■ **DIRECTIONS FOR THIS TASK**:
Copy out every line of the records below, character for character, without changing anything.

■ **STORED ROWS**:
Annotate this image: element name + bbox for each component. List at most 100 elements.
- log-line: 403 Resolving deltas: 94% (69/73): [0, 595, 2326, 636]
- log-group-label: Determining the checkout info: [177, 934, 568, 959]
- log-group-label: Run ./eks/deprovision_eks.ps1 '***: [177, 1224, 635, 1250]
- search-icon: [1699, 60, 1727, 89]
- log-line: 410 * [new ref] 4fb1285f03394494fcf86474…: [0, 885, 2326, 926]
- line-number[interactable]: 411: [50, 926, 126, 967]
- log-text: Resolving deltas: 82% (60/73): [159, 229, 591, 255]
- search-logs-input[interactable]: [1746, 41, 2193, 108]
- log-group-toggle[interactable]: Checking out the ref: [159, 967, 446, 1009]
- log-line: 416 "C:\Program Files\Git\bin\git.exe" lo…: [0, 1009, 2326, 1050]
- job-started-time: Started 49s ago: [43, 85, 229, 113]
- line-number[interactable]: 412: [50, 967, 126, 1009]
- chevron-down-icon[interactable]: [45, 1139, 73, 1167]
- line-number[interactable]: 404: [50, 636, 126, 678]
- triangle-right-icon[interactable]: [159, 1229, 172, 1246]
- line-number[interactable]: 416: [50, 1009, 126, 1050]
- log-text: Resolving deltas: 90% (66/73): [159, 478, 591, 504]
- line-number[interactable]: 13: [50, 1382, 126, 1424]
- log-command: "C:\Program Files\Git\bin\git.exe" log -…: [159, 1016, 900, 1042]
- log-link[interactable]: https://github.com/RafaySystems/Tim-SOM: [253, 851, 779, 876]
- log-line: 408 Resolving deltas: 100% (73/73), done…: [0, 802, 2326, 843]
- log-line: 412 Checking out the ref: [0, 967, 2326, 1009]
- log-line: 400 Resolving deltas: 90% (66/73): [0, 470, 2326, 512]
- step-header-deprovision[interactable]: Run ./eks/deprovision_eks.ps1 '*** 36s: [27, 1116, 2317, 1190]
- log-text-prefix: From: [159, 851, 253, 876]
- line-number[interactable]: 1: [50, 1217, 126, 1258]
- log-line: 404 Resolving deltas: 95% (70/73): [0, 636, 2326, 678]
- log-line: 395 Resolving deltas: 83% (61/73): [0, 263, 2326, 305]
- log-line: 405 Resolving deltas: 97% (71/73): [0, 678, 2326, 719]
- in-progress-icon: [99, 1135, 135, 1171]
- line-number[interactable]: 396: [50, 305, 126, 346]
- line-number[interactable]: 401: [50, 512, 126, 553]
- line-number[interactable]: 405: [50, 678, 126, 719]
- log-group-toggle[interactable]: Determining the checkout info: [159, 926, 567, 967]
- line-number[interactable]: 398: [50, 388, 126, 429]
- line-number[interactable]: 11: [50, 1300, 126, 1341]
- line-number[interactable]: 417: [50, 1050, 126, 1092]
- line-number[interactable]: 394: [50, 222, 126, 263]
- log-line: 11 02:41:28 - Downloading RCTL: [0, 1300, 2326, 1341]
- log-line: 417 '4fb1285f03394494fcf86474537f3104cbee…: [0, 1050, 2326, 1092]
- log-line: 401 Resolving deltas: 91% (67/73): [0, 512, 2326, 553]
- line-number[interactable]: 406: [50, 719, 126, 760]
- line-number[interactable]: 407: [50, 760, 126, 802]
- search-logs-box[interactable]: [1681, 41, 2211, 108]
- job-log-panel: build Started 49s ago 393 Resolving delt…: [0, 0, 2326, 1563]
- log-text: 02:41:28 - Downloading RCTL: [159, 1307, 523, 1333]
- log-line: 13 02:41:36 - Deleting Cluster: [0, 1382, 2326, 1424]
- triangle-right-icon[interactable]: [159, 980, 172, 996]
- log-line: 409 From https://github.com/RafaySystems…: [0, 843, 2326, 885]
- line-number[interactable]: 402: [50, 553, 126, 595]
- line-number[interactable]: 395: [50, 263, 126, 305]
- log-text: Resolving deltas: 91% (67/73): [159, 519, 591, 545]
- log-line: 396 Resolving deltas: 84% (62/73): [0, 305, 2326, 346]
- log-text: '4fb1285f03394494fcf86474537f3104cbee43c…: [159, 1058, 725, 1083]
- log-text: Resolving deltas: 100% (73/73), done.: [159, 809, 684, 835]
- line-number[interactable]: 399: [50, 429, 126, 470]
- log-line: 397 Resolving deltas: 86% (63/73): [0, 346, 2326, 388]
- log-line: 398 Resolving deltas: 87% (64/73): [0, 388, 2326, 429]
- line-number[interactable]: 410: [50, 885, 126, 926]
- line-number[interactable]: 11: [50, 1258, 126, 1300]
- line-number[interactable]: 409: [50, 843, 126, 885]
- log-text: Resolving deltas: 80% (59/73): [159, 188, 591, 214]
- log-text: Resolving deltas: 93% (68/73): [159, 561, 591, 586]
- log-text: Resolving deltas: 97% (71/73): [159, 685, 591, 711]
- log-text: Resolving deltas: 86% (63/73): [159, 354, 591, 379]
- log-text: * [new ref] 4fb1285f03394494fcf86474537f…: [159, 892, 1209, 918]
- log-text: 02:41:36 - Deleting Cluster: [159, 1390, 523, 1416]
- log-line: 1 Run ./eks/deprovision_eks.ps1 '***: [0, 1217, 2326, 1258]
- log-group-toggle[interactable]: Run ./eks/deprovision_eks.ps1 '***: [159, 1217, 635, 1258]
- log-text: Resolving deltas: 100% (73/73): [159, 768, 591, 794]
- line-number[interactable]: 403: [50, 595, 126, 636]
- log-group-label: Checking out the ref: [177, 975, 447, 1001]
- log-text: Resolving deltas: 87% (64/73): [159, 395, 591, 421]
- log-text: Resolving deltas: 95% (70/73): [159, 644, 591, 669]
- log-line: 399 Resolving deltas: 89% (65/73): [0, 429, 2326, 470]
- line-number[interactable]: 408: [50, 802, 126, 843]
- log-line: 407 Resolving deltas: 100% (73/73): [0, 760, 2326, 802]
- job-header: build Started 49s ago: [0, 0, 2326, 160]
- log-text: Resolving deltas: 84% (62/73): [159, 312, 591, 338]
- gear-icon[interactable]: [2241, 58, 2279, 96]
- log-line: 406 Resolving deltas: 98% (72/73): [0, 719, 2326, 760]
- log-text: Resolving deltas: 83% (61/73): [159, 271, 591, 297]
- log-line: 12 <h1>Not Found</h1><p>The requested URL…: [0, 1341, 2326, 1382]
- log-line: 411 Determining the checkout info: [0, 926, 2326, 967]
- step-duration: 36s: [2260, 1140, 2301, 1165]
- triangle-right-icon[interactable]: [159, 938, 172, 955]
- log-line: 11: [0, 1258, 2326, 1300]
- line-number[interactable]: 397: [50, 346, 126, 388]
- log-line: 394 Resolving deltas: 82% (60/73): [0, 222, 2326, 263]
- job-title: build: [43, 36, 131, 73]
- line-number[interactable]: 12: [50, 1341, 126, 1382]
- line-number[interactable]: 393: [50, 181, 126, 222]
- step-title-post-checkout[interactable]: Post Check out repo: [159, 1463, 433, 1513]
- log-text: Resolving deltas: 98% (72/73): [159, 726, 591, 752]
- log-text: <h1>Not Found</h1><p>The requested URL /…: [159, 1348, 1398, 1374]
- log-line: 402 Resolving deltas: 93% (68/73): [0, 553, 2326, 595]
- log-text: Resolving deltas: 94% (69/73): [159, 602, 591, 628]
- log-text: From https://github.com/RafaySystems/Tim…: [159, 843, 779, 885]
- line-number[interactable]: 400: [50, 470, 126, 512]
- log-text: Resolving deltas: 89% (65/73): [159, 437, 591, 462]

■ **WORKED SOLUTION**:
Annotate this image: element name + bbox for each component. List at most 100 elements.
- log-line: 403 Resolving deltas: 94% (69/73): [0, 595, 2326, 636]
- log-group-label: Determining the checkout info: [177, 934, 568, 959]
- log-group-label: Run ./eks/deprovision_eks.ps1 '***: [177, 1224, 635, 1250]
- search-icon: [1699, 60, 1727, 89]
- log-line: 410 * [new ref] 4fb1285f03394494fcf86474…: [0, 885, 2326, 926]
- line-number[interactable]: 411: [50, 926, 126, 967]
- log-text: Resolving deltas: 82% (60/73): [159, 229, 591, 255]
- search-logs-input[interactable]: [1746, 41, 2193, 108]
- log-group-toggle[interactable]: Checking out the ref: [159, 967, 446, 1009]
- log-line: 416 "C:\Program Files\Git\bin\git.exe" lo…: [0, 1009, 2326, 1050]
- job-started-time: Started 49s ago: [43, 85, 229, 113]
- line-number[interactable]: 412: [50, 967, 126, 1009]
- chevron-down-icon[interactable]: [45, 1139, 73, 1167]
- line-number[interactable]: 404: [50, 636, 126, 678]
- triangle-right-icon[interactable]: [159, 1229, 172, 1246]
- line-number[interactable]: 416: [50, 1009, 126, 1050]
- log-text: Resolving deltas: 90% (66/73): [159, 478, 591, 504]
- line-number[interactable]: 13: [50, 1382, 126, 1424]
- log-command: "C:\Program Files\Git\bin\git.exe" log -…: [159, 1016, 900, 1042]
- log-link[interactable]: https://github.com/RafaySystems/Tim-SOM: [253, 851, 779, 876]
- log-line: 408 Resolving deltas: 100% (73/73), done…: [0, 802, 2326, 843]
- log-line: 412 Checking out the ref: [0, 967, 2326, 1009]
- log-line: 400 Resolving deltas: 90% (66/73): [0, 470, 2326, 512]
- step-header-deprovision[interactable]: Run ./eks/deprovision_eks.ps1 '*** 36s: [27, 1116, 2317, 1190]
- log-text-prefix: From: [159, 851, 253, 876]
- line-number[interactable]: 1: [50, 1217, 126, 1258]
- log-line: 404 Resolving deltas: 95% (70/73): [0, 636, 2326, 678]
- log-line: 395 Resolving deltas: 83% (61/73): [0, 263, 2326, 305]
- log-line: 405 Resolving deltas: 97% (71/73): [0, 678, 2326, 719]
- in-progress-icon: [99, 1135, 135, 1171]
- line-number[interactable]: 396: [50, 305, 126, 346]
- line-number[interactable]: 401: [50, 512, 126, 553]
- line-number[interactable]: 405: [50, 678, 126, 719]
- log-group-toggle[interactable]: Determining the checkout info: [159, 926, 567, 967]
- line-number[interactable]: 398: [50, 388, 126, 429]
- line-number[interactable]: 11: [50, 1300, 126, 1341]
- line-number[interactable]: 417: [50, 1050, 126, 1092]
- line-number[interactable]: 394: [50, 222, 126, 263]
- log-line: 11 02:41:28 - Downloading RCTL: [0, 1300, 2326, 1341]
- log-line: 417 '4fb1285f03394494fcf86474537f3104cbee…: [0, 1050, 2326, 1092]
- log-line: 401 Resolving deltas: 91% (67/73): [0, 512, 2326, 553]
- line-number[interactable]: 406: [50, 719, 126, 760]
- line-number[interactable]: 407: [50, 760, 126, 802]
- search-logs-box[interactable]: [1681, 41, 2211, 108]
- job-log-panel: build Started 49s ago 393 Resolving delt…: [0, 0, 2326, 1563]
- log-text: 02:41:28 - Downloading RCTL: [159, 1307, 523, 1333]
- log-line: 13 02:41:36 - Deleting Cluster: [0, 1382, 2326, 1424]
- triangle-right-icon[interactable]: [159, 980, 172, 996]
- log-line: 409 From https://github.com/RafaySystems…: [0, 843, 2326, 885]
- line-number[interactable]: 402: [50, 553, 126, 595]
- line-number[interactable]: 395: [50, 263, 126, 305]
- log-text: Resolving deltas: 91% (67/73): [159, 519, 591, 545]
- log-line: 396 Resolving deltas: 84% (62/73): [0, 305, 2326, 346]
- log-text: '4fb1285f03394494fcf86474537f3104cbee43c…: [159, 1058, 725, 1083]
- log-text: Resolving deltas: 100% (73/73), done.: [159, 809, 684, 835]
- line-number[interactable]: 399: [50, 429, 126, 470]
- log-line: 397 Resolving deltas: 86% (63/73): [0, 346, 2326, 388]
- log-line: 398 Resolving deltas: 87% (64/73): [0, 388, 2326, 429]
- line-number[interactable]: 410: [50, 885, 126, 926]
- line-number[interactable]: 11: [50, 1258, 126, 1300]
- line-number[interactable]: 409: [50, 843, 126, 885]
- log-text: Resolving deltas: 80% (59/73): [159, 188, 591, 214]
- log-text: Resolving deltas: 93% (68/73): [159, 561, 591, 586]
- log-text: Resolving deltas: 97% (71/73): [159, 685, 591, 711]
- log-text: Resolving deltas: 86% (63/73): [159, 354, 591, 379]
- log-text: * [new ref] 4fb1285f03394494fcf86474537f…: [159, 892, 1209, 918]
- log-text: 02:41:36 - Deleting Cluster: [159, 1390, 523, 1416]
- log-line: 1 Run ./eks/deprovision_eks.ps1 '***: [0, 1217, 2326, 1258]
- log-group-toggle[interactable]: Run ./eks/deprovision_eks.ps1 '***: [159, 1217, 635, 1258]
- log-text: Resolving deltas: 100% (73/73): [159, 768, 591, 794]
- line-number[interactable]: 403: [50, 595, 126, 636]
- log-group-label: Checking out the ref: [177, 975, 447, 1001]
- log-text: Resolving deltas: 87% (64/73): [159, 395, 591, 421]
- log-text: Resolving deltas: 95% (70/73): [159, 644, 591, 669]
- log-line: 399 Resolving deltas: 89% (65/73): [0, 429, 2326, 470]
- line-number[interactable]: 408: [50, 802, 126, 843]
- log-line: 407 Resolving deltas: 100% (73/73): [0, 760, 2326, 802]
- job-header: build Started 49s ago: [0, 0, 2326, 160]
- log-text: Resolving deltas: 84% (62/73): [159, 312, 591, 338]
- gear-icon[interactable]: [2241, 58, 2279, 96]
- log-line: 406 Resolving deltas: 98% (72/73): [0, 719, 2326, 760]
- log-text: Resolving deltas: 83% (61/73): [159, 271, 591, 297]
- log-line: 12 <h1>Not Found</h1><p>The requested URL…: [0, 1341, 2326, 1382]
- log-line: 411 Determining the checkout info: [0, 926, 2326, 967]
- step-duration: 36s: [2260, 1140, 2301, 1165]
- triangle-right-icon[interactable]: [159, 938, 172, 955]
- log-line: 11: [0, 1258, 2326, 1300]
- line-number[interactable]: 397: [50, 346, 126, 388]
- log-line: 394 Resolving deltas: 82% (60/73): [0, 222, 2326, 263]
- job-title: build: [43, 36, 131, 73]
- line-number[interactable]: 12: [50, 1341, 126, 1382]
- line-number[interactable]: 393: [50, 181, 126, 222]
- step-title-post-checkout[interactable]: Post Check out repo: [159, 1463, 433, 1513]
- log-text: Resolving deltas: 98% (72/73): [159, 726, 591, 752]
- log-text: <h1>Not Found</h1><p>The requested URL /…: [159, 1348, 1398, 1374]
- log-line: 402 Resolving deltas: 93% (68/73): [0, 553, 2326, 595]
- log-text: Resolving deltas: 94% (69/73): [159, 602, 591, 628]
- log-text: From https://github.com/RafaySystems/Tim…: [159, 843, 779, 885]
- line-number[interactable]: 400: [50, 470, 126, 512]
- log-text: Resolving deltas: 89% (65/73): [159, 437, 591, 462]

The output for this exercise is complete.